> [What is needed]: Give every entry again, unchanged, and leave its images out.

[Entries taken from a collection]
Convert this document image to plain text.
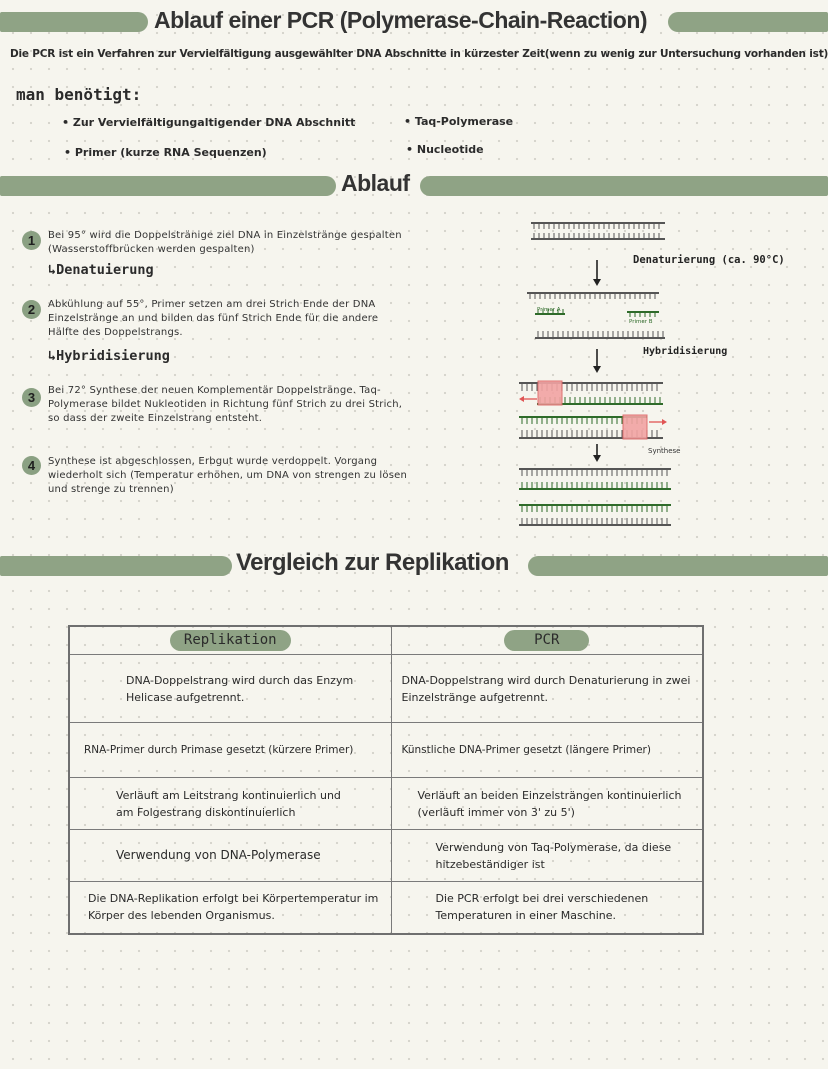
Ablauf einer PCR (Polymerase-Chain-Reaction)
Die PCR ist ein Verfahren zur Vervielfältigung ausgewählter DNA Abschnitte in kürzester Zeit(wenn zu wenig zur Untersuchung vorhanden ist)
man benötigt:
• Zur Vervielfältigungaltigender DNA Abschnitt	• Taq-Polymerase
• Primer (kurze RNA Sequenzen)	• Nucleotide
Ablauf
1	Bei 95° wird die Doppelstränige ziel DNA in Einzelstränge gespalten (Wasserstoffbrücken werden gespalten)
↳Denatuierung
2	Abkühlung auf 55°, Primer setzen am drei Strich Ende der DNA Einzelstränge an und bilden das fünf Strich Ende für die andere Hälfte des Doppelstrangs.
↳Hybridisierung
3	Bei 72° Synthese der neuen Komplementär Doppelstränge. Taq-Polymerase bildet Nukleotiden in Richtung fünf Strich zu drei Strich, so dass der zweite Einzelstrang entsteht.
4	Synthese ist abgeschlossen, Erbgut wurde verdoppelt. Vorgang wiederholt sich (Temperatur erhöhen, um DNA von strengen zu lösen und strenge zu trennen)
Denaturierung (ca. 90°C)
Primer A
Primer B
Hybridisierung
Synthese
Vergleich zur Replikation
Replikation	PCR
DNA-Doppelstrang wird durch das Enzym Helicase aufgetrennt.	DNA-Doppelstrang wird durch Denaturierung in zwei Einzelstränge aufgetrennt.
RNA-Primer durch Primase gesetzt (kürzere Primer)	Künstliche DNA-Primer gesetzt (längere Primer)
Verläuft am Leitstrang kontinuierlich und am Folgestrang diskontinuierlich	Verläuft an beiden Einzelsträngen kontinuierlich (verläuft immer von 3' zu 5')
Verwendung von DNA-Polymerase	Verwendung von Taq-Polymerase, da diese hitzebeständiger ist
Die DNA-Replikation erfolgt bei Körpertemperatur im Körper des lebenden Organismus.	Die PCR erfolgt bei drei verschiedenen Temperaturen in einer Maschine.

> [Full solution]:
Convert this document image to plain text.
Ablauf einer PCR (Polymerase-Chain-Reaction)
Die PCR ist ein Verfahren zur Vervielfältigung ausgewählter DNA Abschnitte in kürzester Zeit(wenn zu wenig zur Untersuchung vorhanden ist)
man benötigt:
• Zur Vervielfältigungaltigender DNA Abschnitt	• Taq-Polymerase
• Primer (kurze RNA Sequenzen)	• Nucleotide
Ablauf
1	Bei 95° wird die Doppelstränige ziel DNA in Einzelstränge gespalten (Wasserstoffbrücken werden gespalten)
↳Denatuierung
2	Abkühlung auf 55°, Primer setzen am drei Strich Ende der DNA Einzelstränge an und bilden das fünf Strich Ende für die andere Hälfte des Doppelstrangs.
↳Hybridisierung
3	Bei 72° Synthese der neuen Komplementär Doppelstränge. Taq-Polymerase bildet Nukleotiden in Richtung fünf Strich zu drei Strich, so dass der zweite Einzelstrang entsteht.
4	Synthese ist abgeschlossen, Erbgut wurde verdoppelt. Vorgang wiederholt sich (Temperatur erhöhen, um DNA von strengen zu lösen und strenge zu trennen)
Denaturierung (ca. 90°C)
Primer A
Primer B
Hybridisierung
Synthese
Vergleich zur Replikation
Replikation	PCR
DNA-Doppelstrang wird durch das Enzym Helicase aufgetrennt.	DNA-Doppelstrang wird durch Denaturierung in zwei Einzelstränge aufgetrennt.
RNA-Primer durch Primase gesetzt (kürzere Primer)	Künstliche DNA-Primer gesetzt (längere Primer)
Verläuft am Leitstrang kontinuierlich und am Folgestrang diskontinuierlich	Verläuft an beiden Einzelsträngen kontinuierlich (verläuft immer von 3' zu 5')
Verwendung von DNA-Polymerase	Verwendung von Taq-Polymerase, da diese hitzebeständiger ist
Die DNA-Replikation erfolgt bei Körpertemperatur im Körper des lebenden Organismus.	Die PCR erfolgt bei drei verschiedenen Temperaturen in einer Maschine.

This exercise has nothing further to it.